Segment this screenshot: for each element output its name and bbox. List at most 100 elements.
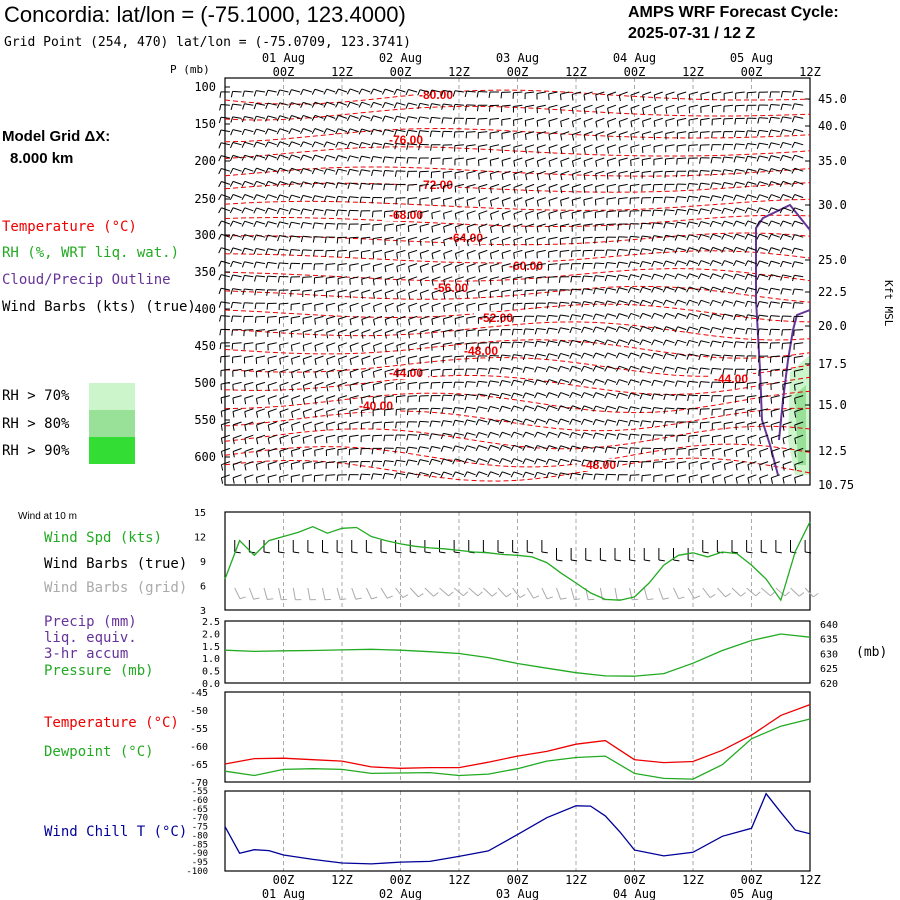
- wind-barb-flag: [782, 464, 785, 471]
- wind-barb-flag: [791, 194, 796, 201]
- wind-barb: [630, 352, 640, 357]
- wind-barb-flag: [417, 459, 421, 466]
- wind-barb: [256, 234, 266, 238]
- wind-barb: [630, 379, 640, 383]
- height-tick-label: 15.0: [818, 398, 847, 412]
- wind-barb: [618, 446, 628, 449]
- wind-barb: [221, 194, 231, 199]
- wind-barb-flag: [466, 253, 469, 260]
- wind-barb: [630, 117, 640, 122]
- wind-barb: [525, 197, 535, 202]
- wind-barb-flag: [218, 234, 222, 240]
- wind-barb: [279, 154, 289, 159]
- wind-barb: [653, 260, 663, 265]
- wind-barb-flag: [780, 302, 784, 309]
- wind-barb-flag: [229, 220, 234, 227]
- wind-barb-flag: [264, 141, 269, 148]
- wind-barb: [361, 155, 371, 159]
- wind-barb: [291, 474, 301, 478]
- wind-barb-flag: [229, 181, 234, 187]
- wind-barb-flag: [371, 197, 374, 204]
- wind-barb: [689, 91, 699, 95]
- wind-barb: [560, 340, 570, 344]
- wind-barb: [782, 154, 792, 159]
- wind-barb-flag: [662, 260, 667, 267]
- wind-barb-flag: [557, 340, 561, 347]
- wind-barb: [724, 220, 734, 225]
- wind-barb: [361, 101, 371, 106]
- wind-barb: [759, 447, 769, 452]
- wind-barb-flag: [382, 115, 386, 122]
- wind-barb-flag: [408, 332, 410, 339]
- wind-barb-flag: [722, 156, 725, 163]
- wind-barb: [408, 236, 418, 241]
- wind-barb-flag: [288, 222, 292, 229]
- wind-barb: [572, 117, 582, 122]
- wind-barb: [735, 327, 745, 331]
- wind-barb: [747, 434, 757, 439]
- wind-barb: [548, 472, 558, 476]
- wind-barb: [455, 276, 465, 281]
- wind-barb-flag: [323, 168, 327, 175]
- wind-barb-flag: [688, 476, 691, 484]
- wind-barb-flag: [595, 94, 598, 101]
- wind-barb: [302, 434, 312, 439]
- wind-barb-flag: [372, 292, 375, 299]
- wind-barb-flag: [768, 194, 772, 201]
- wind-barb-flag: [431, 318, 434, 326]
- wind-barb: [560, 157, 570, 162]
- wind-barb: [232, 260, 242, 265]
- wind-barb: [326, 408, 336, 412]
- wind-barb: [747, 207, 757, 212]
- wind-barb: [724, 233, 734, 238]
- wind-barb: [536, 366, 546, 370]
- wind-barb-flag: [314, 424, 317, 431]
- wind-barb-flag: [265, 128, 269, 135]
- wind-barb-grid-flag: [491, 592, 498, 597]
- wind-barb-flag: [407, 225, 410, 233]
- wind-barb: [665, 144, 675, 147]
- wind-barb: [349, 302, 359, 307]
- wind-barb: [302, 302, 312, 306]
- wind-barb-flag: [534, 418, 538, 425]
****************
What to do: Copy the item above line for line, without the picture.

Written answer:
Segment this screenshot: for each element output its name and bbox. List at most 100 elements.
- wind-barb-flag: [782, 464, 785, 471]
- wind-barb-flag: [791, 194, 796, 201]
- wind-barb: [630, 352, 640, 357]
- wind-barb-flag: [417, 459, 421, 466]
- wind-barb: [256, 234, 266, 238]
- wind-barb: [630, 379, 640, 383]
- height-tick-label: 15.0: [818, 398, 847, 412]
- wind-barb: [618, 446, 628, 449]
- wind-barb: [221, 194, 231, 199]
- wind-barb-flag: [466, 253, 469, 260]
- wind-barb: [630, 117, 640, 122]
- wind-barb: [525, 197, 535, 202]
- wind-barb-flag: [218, 234, 222, 240]
- wind-barb: [279, 154, 289, 159]
- wind-barb: [653, 260, 663, 265]
- wind-barb-flag: [780, 302, 784, 309]
- wind-barb-flag: [229, 220, 234, 227]
- wind-barb-flag: [264, 141, 269, 148]
- wind-barb: [361, 155, 371, 159]
- wind-barb: [291, 474, 301, 478]
- wind-barb-flag: [229, 181, 234, 187]
- wind-barb-flag: [371, 197, 374, 204]
- wind-barb: [689, 91, 699, 95]
- wind-barb: [560, 340, 570, 344]
- wind-barb: [782, 154, 792, 159]
- wind-barb-flag: [662, 260, 667, 267]
- wind-barb-flag: [557, 340, 561, 347]
- wind-barb: [724, 220, 734, 225]
- wind-barb: [361, 101, 371, 106]
- wind-barb: [759, 447, 769, 452]
- wind-barb-flag: [382, 115, 386, 122]
- wind-barb-flag: [408, 332, 410, 339]
- wind-barb-flag: [722, 156, 725, 163]
- wind-barb: [408, 236, 418, 241]
- wind-barb-flag: [288, 222, 292, 229]
- wind-barb: [572, 117, 582, 122]
- wind-barb: [735, 327, 745, 331]
- wind-barb: [747, 434, 757, 439]
- wind-barb: [548, 472, 558, 476]
- wind-barb: [455, 276, 465, 281]
- wind-barb-flag: [323, 168, 327, 175]
- wind-barb-flag: [688, 476, 691, 484]
- wind-barb-flag: [595, 94, 598, 101]
- wind-barb: [302, 434, 312, 439]
- wind-barb-flag: [372, 292, 375, 299]
- wind-barb-flag: [768, 194, 772, 201]
- wind-barb-flag: [431, 318, 434, 326]
- wind-barb: [560, 157, 570, 162]
- wind-barb: [232, 260, 242, 265]
- wind-barb: [326, 408, 336, 412]
- wind-barb: [747, 207, 757, 212]
- wind-barb: [724, 233, 734, 238]
- wind-barb: [536, 366, 546, 370]
- wind-barb-flag: [314, 424, 317, 431]
- wind-barb-flag: [265, 128, 269, 135]
- wind-barb-grid-flag: [491, 592, 498, 597]
- wind-barb-flag: [407, 225, 410, 233]
- wind-barb: [665, 144, 675, 147]
- wind-barb: [349, 302, 359, 307]
- wind-barb: [302, 302, 312, 306]
- wind-barb-flag: [534, 418, 538, 425]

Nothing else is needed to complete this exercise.